## To be done
Restate the full set of records exactly, word for word.

** START **

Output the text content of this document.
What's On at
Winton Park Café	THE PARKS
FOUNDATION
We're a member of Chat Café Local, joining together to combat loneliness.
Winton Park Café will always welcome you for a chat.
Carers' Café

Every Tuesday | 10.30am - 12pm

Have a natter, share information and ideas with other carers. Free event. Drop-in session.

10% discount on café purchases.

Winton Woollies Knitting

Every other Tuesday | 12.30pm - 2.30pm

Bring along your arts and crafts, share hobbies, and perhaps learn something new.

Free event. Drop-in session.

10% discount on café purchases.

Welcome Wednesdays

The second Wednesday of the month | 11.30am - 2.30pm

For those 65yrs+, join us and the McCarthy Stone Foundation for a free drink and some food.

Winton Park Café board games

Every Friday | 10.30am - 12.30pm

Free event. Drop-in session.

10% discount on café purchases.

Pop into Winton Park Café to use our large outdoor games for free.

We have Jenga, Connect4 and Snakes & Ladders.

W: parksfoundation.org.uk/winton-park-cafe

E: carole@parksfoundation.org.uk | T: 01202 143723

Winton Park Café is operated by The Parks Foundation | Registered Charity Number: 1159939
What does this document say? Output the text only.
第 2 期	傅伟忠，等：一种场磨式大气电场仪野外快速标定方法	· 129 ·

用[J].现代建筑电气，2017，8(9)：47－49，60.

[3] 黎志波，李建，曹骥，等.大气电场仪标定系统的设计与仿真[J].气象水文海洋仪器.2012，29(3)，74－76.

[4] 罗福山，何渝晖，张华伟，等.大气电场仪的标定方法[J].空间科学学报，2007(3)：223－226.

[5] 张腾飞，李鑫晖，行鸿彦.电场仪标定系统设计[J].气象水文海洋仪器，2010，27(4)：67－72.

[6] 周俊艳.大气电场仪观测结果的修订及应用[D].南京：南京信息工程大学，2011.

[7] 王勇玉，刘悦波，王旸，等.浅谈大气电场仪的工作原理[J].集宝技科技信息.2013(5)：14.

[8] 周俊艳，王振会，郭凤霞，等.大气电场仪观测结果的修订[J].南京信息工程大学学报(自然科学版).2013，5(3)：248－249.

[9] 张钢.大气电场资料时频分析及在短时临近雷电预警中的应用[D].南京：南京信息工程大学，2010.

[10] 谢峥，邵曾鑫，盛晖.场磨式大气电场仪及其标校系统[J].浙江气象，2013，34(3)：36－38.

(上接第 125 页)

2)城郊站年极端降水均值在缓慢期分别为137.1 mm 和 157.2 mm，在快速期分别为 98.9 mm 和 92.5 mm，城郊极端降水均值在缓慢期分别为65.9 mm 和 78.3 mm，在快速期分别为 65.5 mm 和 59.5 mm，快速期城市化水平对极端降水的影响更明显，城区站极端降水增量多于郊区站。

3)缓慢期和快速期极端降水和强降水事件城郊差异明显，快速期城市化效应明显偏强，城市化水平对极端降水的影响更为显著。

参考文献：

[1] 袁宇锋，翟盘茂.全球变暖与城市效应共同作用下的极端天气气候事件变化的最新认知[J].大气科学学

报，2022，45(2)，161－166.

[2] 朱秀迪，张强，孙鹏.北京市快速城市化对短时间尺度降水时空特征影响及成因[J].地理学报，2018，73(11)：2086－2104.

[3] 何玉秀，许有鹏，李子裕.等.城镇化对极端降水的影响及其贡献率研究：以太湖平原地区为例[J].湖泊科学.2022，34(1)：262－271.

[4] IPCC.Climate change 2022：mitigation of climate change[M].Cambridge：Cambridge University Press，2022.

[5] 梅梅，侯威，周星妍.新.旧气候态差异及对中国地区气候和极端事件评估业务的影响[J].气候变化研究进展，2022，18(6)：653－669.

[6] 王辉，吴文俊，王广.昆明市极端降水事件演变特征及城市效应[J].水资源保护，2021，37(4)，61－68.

** END **

## Output below
Output the text content of this document.
What's On at
Winton Park Café	THE PARKS
FOUNDATION
We're a member of Chat Café Local, joining together to combat loneliness.
Winton Park Café will always welcome you for a chat.
Carers' Café

Every Tuesday | 10.30am - 12pm

Have a natter, share information and ideas with other carers. Free event. Drop-in session.

10% discount on café purchases.

Winton Woollies Knitting

Every other Tuesday | 12.30pm - 2.30pm

Bring along your arts and crafts, share hobbies, and perhaps learn something new.

Free event. Drop-in session.

10% discount on café purchases.

Welcome Wednesdays

The second Wednesday of the month | 11.30am - 2.30pm

For those 65yrs+, join us and the McCarthy Stone Foundation for a free drink and some food.

Winton Park Café board games

Every Friday | 10.30am - 12.30pm

Free event. Drop-in session.

10% discount on café purchases.

Pop into Winton Park Café to use our large outdoor games for free.

We have Jenga, Connect4 and Snakes & Ladders.

W: parksfoundation.org.uk/winton-park-cafe

E: carole@parksfoundation.org.uk | T: 01202 143723

Winton Park Café is operated by The Parks Foundation | Registered Charity Number: 1159939
What does this document say? Output the text only.
第 2 期	傅伟忠，等：一种场磨式大气电场仪野外快速标定方法	· 129 ·

用[J].现代建筑电气，2017，8(9)：47－49，60.

[3] 黎志波，李建，曹骥，等.大气电场仪标定系统的设计与仿真[J].气象水文海洋仪器.2012，29(3)，74－76.

[4] 罗福山，何渝晖，张华伟，等.大气电场仪的标定方法[J].空间科学学报，2007(3)：223－226.

[5] 张腾飞，李鑫晖，行鸿彦.电场仪标定系统设计[J].气象水文海洋仪器，2010，27(4)：67－72.

[6] 周俊艳.大气电场仪观测结果的修订及应用[D].南京：南京信息工程大学，2011.

[7] 王勇玉，刘悦波，王旸，等.浅谈大气电场仪的工作原理[J].集宝技科技信息.2013(5)：14.

[8] 周俊艳，王振会，郭凤霞，等.大气电场仪观测结果的修订[J].南京信息工程大学学报(自然科学版).2013，5(3)：248－249.

[9] 张钢.大气电场资料时频分析及在短时临近雷电预警中的应用[D].南京：南京信息工程大学，2010.

[10] 谢峥，邵曾鑫，盛晖.场磨式大气电场仪及其标校系统[J].浙江气象，2013，34(3)：36－38.

(上接第 125 页)

2)城郊站年极端降水均值在缓慢期分别为137.1 mm 和 157.2 mm，在快速期分别为 98.9 mm 和 92.5 mm，城郊极端降水均值在缓慢期分别为65.9 mm 和 78.3 mm，在快速期分别为 65.5 mm 和 59.5 mm，快速期城市化水平对极端降水的影响更明显，城区站极端降水增量多于郊区站。

3)缓慢期和快速期极端降水和强降水事件城郊差异明显，快速期城市化效应明显偏强，城市化水平对极端降水的影响更为显著。

参考文献：

[1] 袁宇锋，翟盘茂.全球变暖与城市效应共同作用下的极端天气气候事件变化的最新认知[J].大气科学学

报，2022，45(2)，161－166.

[2] 朱秀迪，张强，孙鹏.北京市快速城市化对短时间尺度降水时空特征影响及成因[J].地理学报，2018，73(11)：2086－2104.

[3] 何玉秀，许有鹏，李子裕.等.城镇化对极端降水的影响及其贡献率研究：以太湖平原地区为例[J].湖泊科学.2022，34(1)：262－271.

[4] IPCC.Climate change 2022：mitigation of climate change[M].Cambridge：Cambridge University Press，2022.

[5] 梅梅，侯威，周星妍.新.旧气候态差异及对中国地区气候和极端事件评估业务的影响[J].气候变化研究进展，2022，18(6)：653－669.

[6] 王辉，吴文俊，王广.昆明市极端降水事件演变特征及城市效应[J].水资源保护，2021，37(4)，61－68.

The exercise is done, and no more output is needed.